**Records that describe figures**
— START —
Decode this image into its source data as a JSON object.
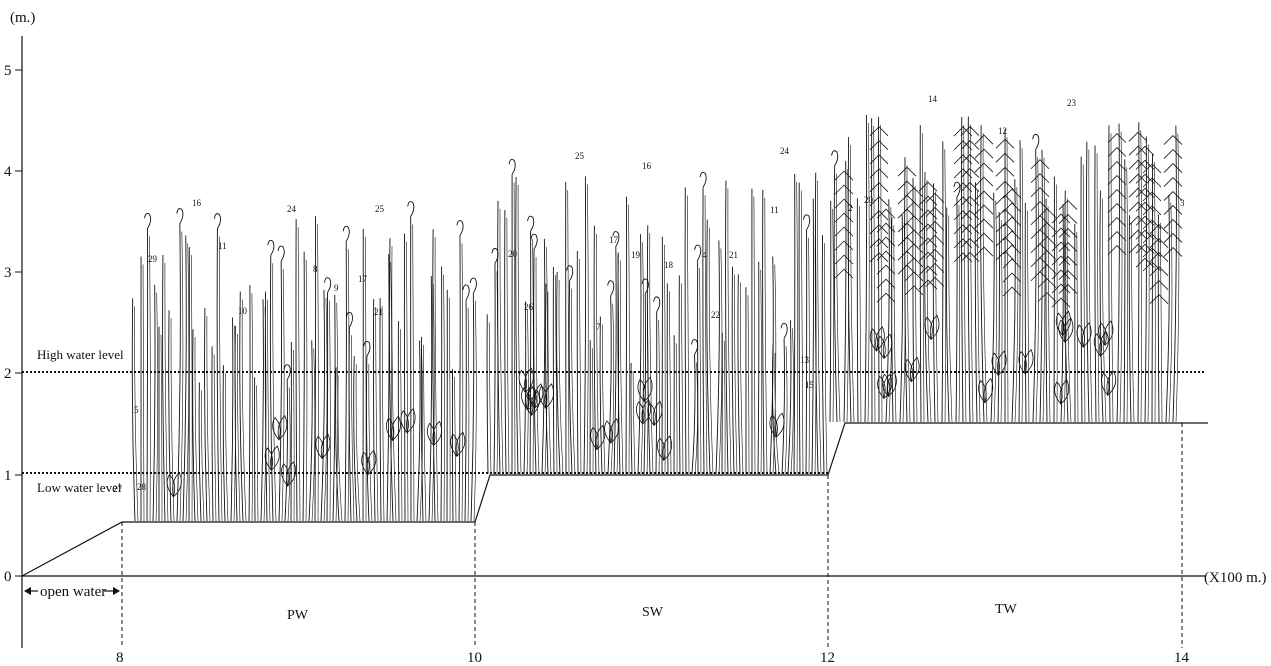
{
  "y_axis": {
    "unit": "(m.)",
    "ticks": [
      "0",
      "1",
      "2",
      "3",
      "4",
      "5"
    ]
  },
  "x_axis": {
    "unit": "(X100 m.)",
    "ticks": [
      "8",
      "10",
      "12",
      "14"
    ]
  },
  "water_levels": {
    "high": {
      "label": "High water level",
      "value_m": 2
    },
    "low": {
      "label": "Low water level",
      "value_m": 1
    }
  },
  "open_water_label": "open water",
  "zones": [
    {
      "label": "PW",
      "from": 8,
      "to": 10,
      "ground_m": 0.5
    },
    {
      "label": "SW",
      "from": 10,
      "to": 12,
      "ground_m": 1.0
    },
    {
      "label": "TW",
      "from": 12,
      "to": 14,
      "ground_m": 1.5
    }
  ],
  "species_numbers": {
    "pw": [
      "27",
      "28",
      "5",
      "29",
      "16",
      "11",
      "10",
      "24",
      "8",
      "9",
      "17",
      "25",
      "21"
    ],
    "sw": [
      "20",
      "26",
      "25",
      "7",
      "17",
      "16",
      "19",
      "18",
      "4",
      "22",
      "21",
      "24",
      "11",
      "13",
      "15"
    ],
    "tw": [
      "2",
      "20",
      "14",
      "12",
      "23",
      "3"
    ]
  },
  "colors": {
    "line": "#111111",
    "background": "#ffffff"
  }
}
— END —
**Problem to work on**
All the lines above are to be reproduced exactly, except the pictures.

**Reply**
Decode this image into its source data as a JSON object.
{
  "y_axis": {
    "unit": "(m.)",
    "ticks": [
      "0",
      "1",
      "2",
      "3",
      "4",
      "5"
    ]
  },
  "x_axis": {
    "unit": "(X100 m.)",
    "ticks": [
      "8",
      "10",
      "12",
      "14"
    ]
  },
  "water_levels": {
    "high": {
      "label": "High water level",
      "value_m": 2
    },
    "low": {
      "label": "Low water level",
      "value_m": 1
    }
  },
  "open_water_label": "open water",
  "zones": [
    {
      "label": "PW",
      "from": 8,
      "to": 10,
      "ground_m": 0.5
    },
    {
      "label": "SW",
      "from": 10,
      "to": 12,
      "ground_m": 1.0
    },
    {
      "label": "TW",
      "from": 12,
      "to": 14,
      "ground_m": 1.5
    }
  ],
  "species_numbers": {
    "pw": [
      "27",
      "28",
      "5",
      "29",
      "16",
      "11",
      "10",
      "24",
      "8",
      "9",
      "17",
      "25",
      "21"
    ],
    "sw": [
      "20",
      "26",
      "25",
      "7",
      "17",
      "16",
      "19",
      "18",
      "4",
      "22",
      "21",
      "24",
      "11",
      "13",
      "15"
    ],
    "tw": [
      "2",
      "20",
      "14",
      "12",
      "23",
      "3"
    ]
  },
  "colors": {
    "line": "#111111",
    "background": "#ffffff"
  }
}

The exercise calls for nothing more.